**Records for the exercise:**
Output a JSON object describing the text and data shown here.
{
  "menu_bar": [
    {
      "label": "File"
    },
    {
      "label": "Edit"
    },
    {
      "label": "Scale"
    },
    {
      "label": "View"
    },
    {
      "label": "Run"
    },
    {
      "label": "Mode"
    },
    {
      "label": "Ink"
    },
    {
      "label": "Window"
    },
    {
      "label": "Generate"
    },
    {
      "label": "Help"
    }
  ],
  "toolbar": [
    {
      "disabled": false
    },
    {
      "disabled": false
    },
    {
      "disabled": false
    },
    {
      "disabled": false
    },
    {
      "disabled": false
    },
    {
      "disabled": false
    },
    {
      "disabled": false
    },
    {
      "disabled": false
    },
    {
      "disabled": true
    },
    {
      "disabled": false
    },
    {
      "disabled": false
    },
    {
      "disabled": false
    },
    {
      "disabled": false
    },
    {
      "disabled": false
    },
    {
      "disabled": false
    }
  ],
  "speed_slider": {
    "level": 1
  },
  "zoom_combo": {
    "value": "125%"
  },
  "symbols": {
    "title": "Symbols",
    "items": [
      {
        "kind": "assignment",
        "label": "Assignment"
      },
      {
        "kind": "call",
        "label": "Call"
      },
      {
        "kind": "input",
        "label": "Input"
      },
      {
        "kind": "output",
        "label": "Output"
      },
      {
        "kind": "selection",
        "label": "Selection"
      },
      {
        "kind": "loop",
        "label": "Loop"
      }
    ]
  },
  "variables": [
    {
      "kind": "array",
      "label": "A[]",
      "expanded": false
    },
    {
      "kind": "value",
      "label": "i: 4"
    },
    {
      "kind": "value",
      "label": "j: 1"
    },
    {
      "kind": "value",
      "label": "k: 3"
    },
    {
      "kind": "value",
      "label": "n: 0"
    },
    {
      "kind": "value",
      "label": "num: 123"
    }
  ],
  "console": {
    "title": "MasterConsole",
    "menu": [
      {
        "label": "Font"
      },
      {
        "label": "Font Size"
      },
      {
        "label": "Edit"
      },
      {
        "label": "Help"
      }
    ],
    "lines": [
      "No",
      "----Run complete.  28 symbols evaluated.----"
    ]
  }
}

**Exercise task:** Output all of the data again, exactly.

**Result:**
Output a JSON object describing the text and data shown here.
{
  "menu_bar": [
    {
      "label": "File"
    },
    {
      "label": "Edit"
    },
    {
      "label": "Scale"
    },
    {
      "label": "View"
    },
    {
      "label": "Run"
    },
    {
      "label": "Mode"
    },
    {
      "label": "Ink"
    },
    {
      "label": "Window"
    },
    {
      "label": "Generate"
    },
    {
      "label": "Help"
    }
  ],
  "toolbar": [
    {
      "disabled": false
    },
    {
      "disabled": false
    },
    {
      "disabled": false
    },
    {
      "disabled": false
    },
    {
      "disabled": false
    },
    {
      "disabled": false
    },
    {
      "disabled": false
    },
    {
      "disabled": false
    },
    {
      "disabled": true
    },
    {
      "disabled": false
    },
    {
      "disabled": false
    },
    {
      "disabled": false
    },
    {
      "disabled": false
    },
    {
      "disabled": false
    },
    {
      "disabled": false
    }
  ],
  "speed_slider": {
    "level": 1
  },
  "zoom_combo": {
    "value": "125%"
  },
  "symbols": {
    "title": "Symbols",
    "items": [
      {
        "kind": "assignment",
        "label": "Assignment"
      },
      {
        "kind": "call",
        "label": "Call"
      },
      {
        "kind": "input",
        "label": "Input"
      },
      {
        "kind": "output",
        "label": "Output"
      },
      {
        "kind": "selection",
        "label": "Selection"
      },
      {
        "kind": "loop",
        "label": "Loop"
      }
    ]
  },
  "variables": [
    {
      "kind": "array",
      "label": "A[]",
      "expanded": false
    },
    {
      "kind": "value",
      "label": "i: 4"
    },
    {
      "kind": "value",
      "label": "j: 1"
    },
    {
      "kind": "value",
      "label": "k: 3"
    },
    {
      "kind": "value",
      "label": "n: 0"
    },
    {
      "kind": "value",
      "label": "num: 123"
    }
  ],
  "console": {
    "title": "MasterConsole",
    "menu": [
      {
        "label": "Font"
      },
      {
        "label": "Font Size"
      },
      {
        "label": "Edit"
      },
      {
        "label": "Help"
      }
    ],
    "lines": [
      "No",
      "----Run complete.  28 symbols evaluated.----"
    ]
  }
}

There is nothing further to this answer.